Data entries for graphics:
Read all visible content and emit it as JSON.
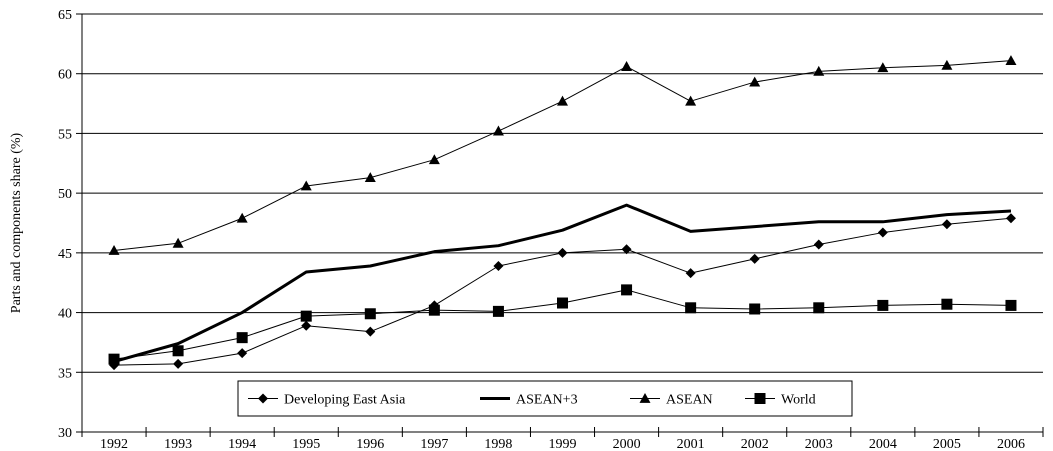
{
  "chart_data": {
    "type": "line",
    "title": "",
    "xlabel": "",
    "ylabel": "Parts and components share (%)",
    "ylim": [
      30,
      65
    ],
    "yticks": [
      30,
      35,
      40,
      45,
      50,
      55,
      60,
      65
    ],
    "grid": true,
    "legend_position": "bottom-left",
    "categories": [
      "1992",
      "1993",
      "1994",
      "1995",
      "1996",
      "1997",
      "1998",
      "1999",
      "2000",
      "2001",
      "2002",
      "2003",
      "2004",
      "2005",
      "2006"
    ],
    "series": [
      {
        "name": "Developing East Asia",
        "marker": "diamond",
        "line_width": 1,
        "color": "#000000",
        "values": [
          35.6,
          35.7,
          36.6,
          38.9,
          38.4,
          40.6,
          43.9,
          45.0,
          45.3,
          43.3,
          44.5,
          45.7,
          46.7,
          47.4,
          47.9
        ]
      },
      {
        "name": "ASEAN+3",
        "marker": "none",
        "line_width": 3,
        "color": "#000000",
        "values": [
          35.9,
          37.4,
          40.0,
          43.4,
          43.9,
          45.1,
          45.6,
          46.9,
          49.0,
          46.8,
          47.2,
          47.6,
          47.6,
          48.2,
          48.5
        ]
      },
      {
        "name": "ASEAN",
        "marker": "triangle",
        "line_width": 1,
        "color": "#000000",
        "values": [
          45.2,
          45.8,
          47.9,
          50.6,
          51.3,
          52.8,
          55.2,
          57.7,
          60.6,
          57.7,
          59.3,
          60.2,
          60.5,
          60.7,
          61.1
        ]
      },
      {
        "name": "World",
        "marker": "square",
        "line_width": 1,
        "color": "#000000",
        "values": [
          36.1,
          36.8,
          37.9,
          39.7,
          39.9,
          40.2,
          40.1,
          40.8,
          41.9,
          40.4,
          40.3,
          40.4,
          40.6,
          40.7,
          40.6
        ]
      }
    ]
  }
}
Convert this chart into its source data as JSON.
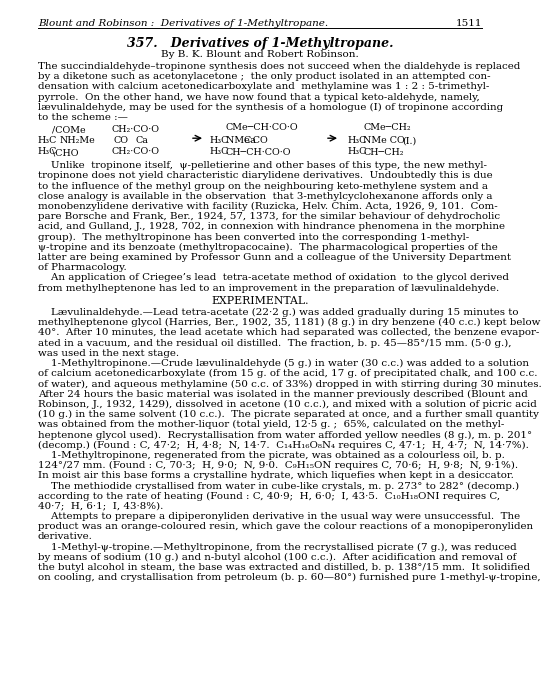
{
  "bg_color": "#ffffff",
  "text_color": "#000000",
  "header": "Blount and Robinson :  Derivatives of 1-Methyltropane.",
  "header_page": "1511",
  "title": "357.   Derivatives of 1-Methyltropane.",
  "authors": "By B. K. Blount and Robert Robinson.",
  "para1": [
    "The succindialdehyde–tropinone synthesis does not succeed when the dialdehyde is replaced",
    "by a diketone such as acetonylacetone ;  the only product isolated in an attempted con-",
    "densation with calcium acetonedicarboxylate and  methylamine was 1 : 2 : 5-trimethyl-",
    "pyrrole.  On the other hand, we have now found that a typical keto-aldehyde, namely,",
    "lævulinaldehyde, may be used for the synthesis of a homologue (I) of tropinone according",
    "to the scheme :—"
  ],
  "para2": [
    "    Unlike  tropinone itself,  ψ-pelletierine and other bases of this type, the new methyl-",
    "tropinone does not yield characteristic diarylidene derivatives.  Undoubtedly this is due",
    "to the influence of the methyl group on the neighbouring keto-methylene system and a",
    "close analogy is available in the observation  that 3-methylcyclohexanone affords only a",
    "monobenzylidene derivative with facility (Ruzicka, Helv. Chim. Acta, 1926, 9, 101.  Com-",
    "pare Borsche and Frank, Ber., 1924, 57, 1373, for the similar behaviour of dehydrocholic",
    "acid, and Gulland, J., 1928, 702, in connexion with hindrance phenomena in the morphine",
    "group).  The methyltropinone has been converted into the corresponding 1-methyl-",
    "ψ-tropine and its benzoate (methyltropacocaine).  The pharmacological properties of the",
    "latter are being examined by Professor Gunn and a colleague of the University Department",
    "of Pharmacology.",
    "    An application of Criegee’s lead  tetra-acetate method of oxidation  to the glycol derived",
    "from methylheptenone has led to an improvement in the preparation of lævulinaldehyde."
  ],
  "para3": [
    "    Lævulinaldehyde.—Lead tetra-acetate (22·2 g.) was added gradually during 15 minutes to",
    "methylheptenone glycol (Harries, Ber., 1902, 35, 1181) (8 g.) in dry benzene (40 c.c.) kept below",
    "40°.  After 10 minutes, the lead acetate which had separated was collected, the benzene evapor-",
    "ated in a vacuum, and the residual oil distilled.  The fraction, b. p. 45—85°/15 mm. (5·0 g.),",
    "was used in the next stage.",
    "    1-Methyltropinone.—Crude lævulinaldehyde (5 g.) in water (30 c.c.) was added to a solution",
    "of calcium acetonedicarboxylate (from 15 g. of the acid, 17 g. of precipitated chalk, and 100 c.c.",
    "of water), and aqueous methylamine (50 c.c. of 33%) dropped in with stirring during 30 minutes.",
    "After 24 hours the basic material was isolated in the manner previously described (Blount and",
    "Robinson, J., 1932, 1429), dissolved in acetone (10 c.c.), and mixed with a solution of picric acid",
    "(10 g.) in the same solvent (10 c.c.).  The picrate separated at once, and a further small quantity",
    "was obtained from the mother-liquor (total yield, 12·5 g. ;  65%, calculated on the methyl-",
    "heptenone glycol used).  Recrystallisation from water afforded yellow needles (8 g.), m. p. 201°",
    "(decomp.) (Found : C, 47·2;  H, 4·8;  N, 14·7.  C₁₄H₁₆O₈N₄ requires C, 47·1;  H, 4·7;  N, 14·7%).",
    "    1-Methyltropinone, regenerated from the picrate, was obtained as a colourless oil, b. p.",
    "124°/27 mm. (Found : C, 70·3;  H, 9·0;  N, 9·0.  C₉H₁₅ON requires C, 70·6;  H, 9·8;  N, 9·1%).",
    "In moist air this base forms a crystalline hydrate, which liquefies when kept in a desiccator.",
    "    The methiodide crystallised from water in cube-like crystals, m. p. 273° to 282° (decomp.)",
    "according to the rate of heating (Found : C, 40·9;  H, 6·0;  I, 43·5.  C₁₀H₁₈ONI requires C,",
    "40·7;  H, 6·1;  I, 43·8%).",
    "    Attempts to prepare a dipiperonyliden derivative in the usual way were unsuccessful.  The",
    "product was an orange-coloured resin, which gave the colour reactions of a monopiperonyliden",
    "derivative.",
    "    1-Methyl-ψ-tropine.—Methyltropinone, from the recrystallised picrate (7 g.), was reduced",
    "by means of sodium (10 g.) and n-butyl alcohol (100 c.c.).  After acidification and removal of",
    "the butyl alcohol in steam, the base was extracted and distilled, b. p. 138°/15 mm.  It solidified",
    "on cooling, and crystallisation from petroleum (b. p. 60—80°) furnished pure 1-methyl-ψ-tropine,"
  ]
}
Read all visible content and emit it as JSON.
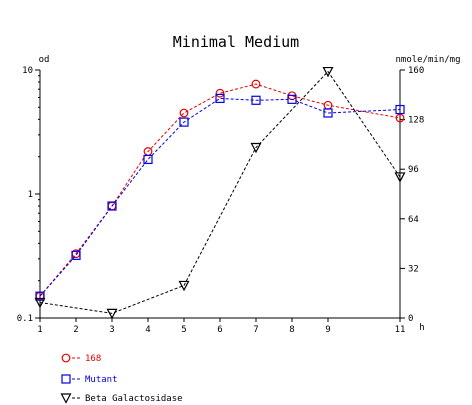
{
  "chart_data": {
    "type": "line",
    "title": "Minimal Medium",
    "xlabel": "h",
    "ylabel_left": "od",
    "ylabel_right": "nmole/min/mg",
    "x": [
      1,
      2,
      3,
      4,
      5,
      6,
      7,
      8,
      9,
      11
    ],
    "x_ticks": [
      "1",
      "2",
      "3",
      "4",
      "5",
      "6",
      "7",
      "8",
      "9",
      "11"
    ],
    "xlim": [
      1,
      11
    ],
    "y_left_scale": "log",
    "y_left_lim": [
      0.1,
      10
    ],
    "y_left_ticks": [
      "0.1",
      "1",
      "10"
    ],
    "y_right_lim": [
      0,
      160
    ],
    "y_right_ticks": [
      "0",
      "32",
      "64",
      "96",
      "128",
      "160"
    ],
    "grid": false,
    "legend_position": "bottom-left",
    "series": [
      {
        "name": "168",
        "axis": "left",
        "color": "#e60000",
        "marker": "circle",
        "x": [
          1,
          2,
          3,
          4,
          5,
          6,
          7,
          8,
          9,
          11
        ],
        "values": [
          0.15,
          0.33,
          0.8,
          2.2,
          4.5,
          6.5,
          7.7,
          6.2,
          5.2,
          4.1
        ]
      },
      {
        "name": "Mutant",
        "axis": "left",
        "color": "#0000e6",
        "marker": "square",
        "x": [
          1,
          2,
          3,
          4,
          5,
          6,
          7,
          8,
          9,
          11
        ],
        "values": [
          0.15,
          0.32,
          0.8,
          1.9,
          3.8,
          5.9,
          5.7,
          5.8,
          4.5,
          4.8
        ]
      },
      {
        "name": "Beta Galactosidase",
        "axis": "right",
        "color": "#000000",
        "marker": "triangle-down",
        "x": [
          1,
          3,
          5,
          7,
          9,
          11
        ],
        "values": [
          10,
          3,
          21,
          110,
          159,
          91
        ]
      }
    ]
  }
}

What the task requires:
Copy every line of the listing where the word "benzene" appears.

Complete answer:
    "methylheptenone glycol (Harries, Ber., 1902, 35, 1181) (8 g.) in dry benzene (40 c.c.) kept below",
    "40°.  After 10 minutes, the lead acetate which had separated was collected, the benzene evapor-",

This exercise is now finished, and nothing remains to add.